# DOCUMENT SEGMENT:

-------

Welcome to the main channel on the development of MoarVM, a virtual machine for NQP and Rakudo (moarvm.org). This channel is being logged for historical purposes.
Set by lizmat on 24 May 2021.
timo1 i've randomly become interested in how the worklists in our collect phase of the gc behave 00:01
[Coke] timo! ~~ 00:23
timo1 ohai coke 00:30
i'm actually already dreadfully late to bed so i'll share my findings tomorrow at the earliest
[Coke] ~~ 00:31
timo1 i was looking what alloc sizes the worklists ended up with when a gc run finished, and what reprs were causing it to double its size, and what reprs were causing it to grow by an exact amount with the "presize_for" function
amusingly(?) there's some bits in our code where we first use presize_for to set an exact size based on some variable length array inside of an object, and then immediately use the regular worklist_add which, if the presize_for had just set the size exactly, will immediately cause a doubling of the size 00:33
so that's not optimal, but it's also possibly not important at all
then there's the core setting compile where i haven't run it to the end yet with my debug output spew, but the size of the worklist grows more and more over time, and i think a lot of that is driven by a single hash that becomes bigger and bigger 00:34
i have a very rough prototype where objects that have a boatload of pointers in a row and want them all to be in the worklist can instead put a pointer to the start of these pointers, the distance between pointers, and the amount of pointers, into a separate thing inside the worklist so the collect process can grab pointers from there without copying them to a worklist first 00:37
but this doesn't immediately work for hashes, because they are More Complicated, though not by very much 00:38
just before stage mbc starts, there's a 590 kilobyte big worklist 00:42
without my patch, at the end of stage parse the worklist is 100117 pointers (782 kbytes) 00:52
75650 pointers (591 kbytes) before stage mbc starts 00:53
ah, that means no change probably?

-------

# WHAT YOU HAVE TO DO:
Copy the stretch of the MoarVM chat log from "Welcome to the" through "24 May 2021.", swapping "logged" for "recorded".

-------

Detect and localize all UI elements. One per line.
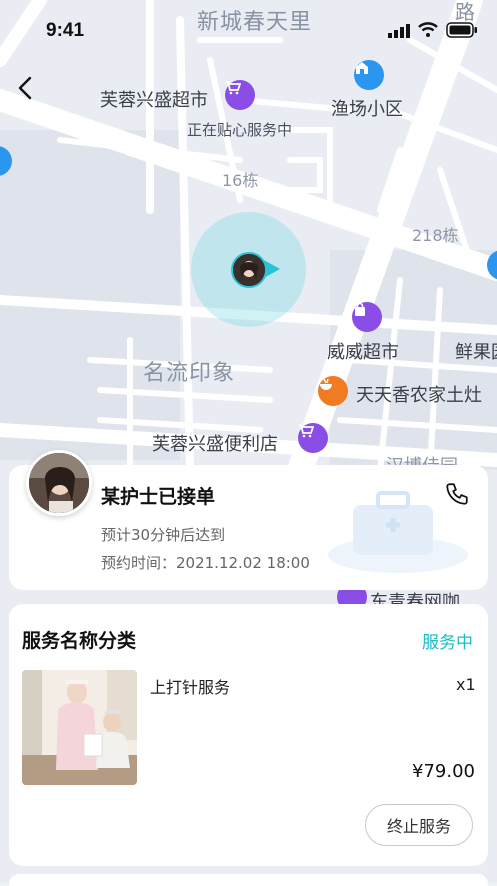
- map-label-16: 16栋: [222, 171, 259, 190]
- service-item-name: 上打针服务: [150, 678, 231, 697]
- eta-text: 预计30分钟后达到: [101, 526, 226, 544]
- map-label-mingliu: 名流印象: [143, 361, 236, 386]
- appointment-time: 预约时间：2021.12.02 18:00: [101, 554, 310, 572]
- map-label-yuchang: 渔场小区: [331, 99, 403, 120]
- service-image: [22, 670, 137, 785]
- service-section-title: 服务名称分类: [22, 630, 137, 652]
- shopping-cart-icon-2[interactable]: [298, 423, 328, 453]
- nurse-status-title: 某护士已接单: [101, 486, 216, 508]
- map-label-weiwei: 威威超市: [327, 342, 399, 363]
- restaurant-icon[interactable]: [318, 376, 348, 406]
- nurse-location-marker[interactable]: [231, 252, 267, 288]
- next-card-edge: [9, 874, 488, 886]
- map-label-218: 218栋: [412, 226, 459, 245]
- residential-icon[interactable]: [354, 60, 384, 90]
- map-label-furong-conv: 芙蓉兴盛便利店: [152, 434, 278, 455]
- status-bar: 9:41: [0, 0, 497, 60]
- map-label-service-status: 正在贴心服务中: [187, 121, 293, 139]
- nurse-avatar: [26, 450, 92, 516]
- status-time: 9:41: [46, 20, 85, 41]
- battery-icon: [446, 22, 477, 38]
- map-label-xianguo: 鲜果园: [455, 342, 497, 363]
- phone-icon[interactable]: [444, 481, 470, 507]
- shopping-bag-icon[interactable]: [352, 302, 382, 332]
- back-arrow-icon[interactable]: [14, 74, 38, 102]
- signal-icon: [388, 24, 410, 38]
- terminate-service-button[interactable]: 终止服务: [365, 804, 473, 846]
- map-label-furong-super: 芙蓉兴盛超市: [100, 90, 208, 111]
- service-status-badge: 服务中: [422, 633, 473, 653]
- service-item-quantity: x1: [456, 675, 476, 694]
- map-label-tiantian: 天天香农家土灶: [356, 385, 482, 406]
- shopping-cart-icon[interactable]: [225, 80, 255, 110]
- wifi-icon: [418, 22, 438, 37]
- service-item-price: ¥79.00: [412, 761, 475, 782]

-------

# TASK RESULT:
Welcome to the main channel on the development of MoarVM, a virtual machine for NQP and Rakudo (moarvm.org). This channel is being recorded for historical purposes.
Set by lizmat on 24 May 2021.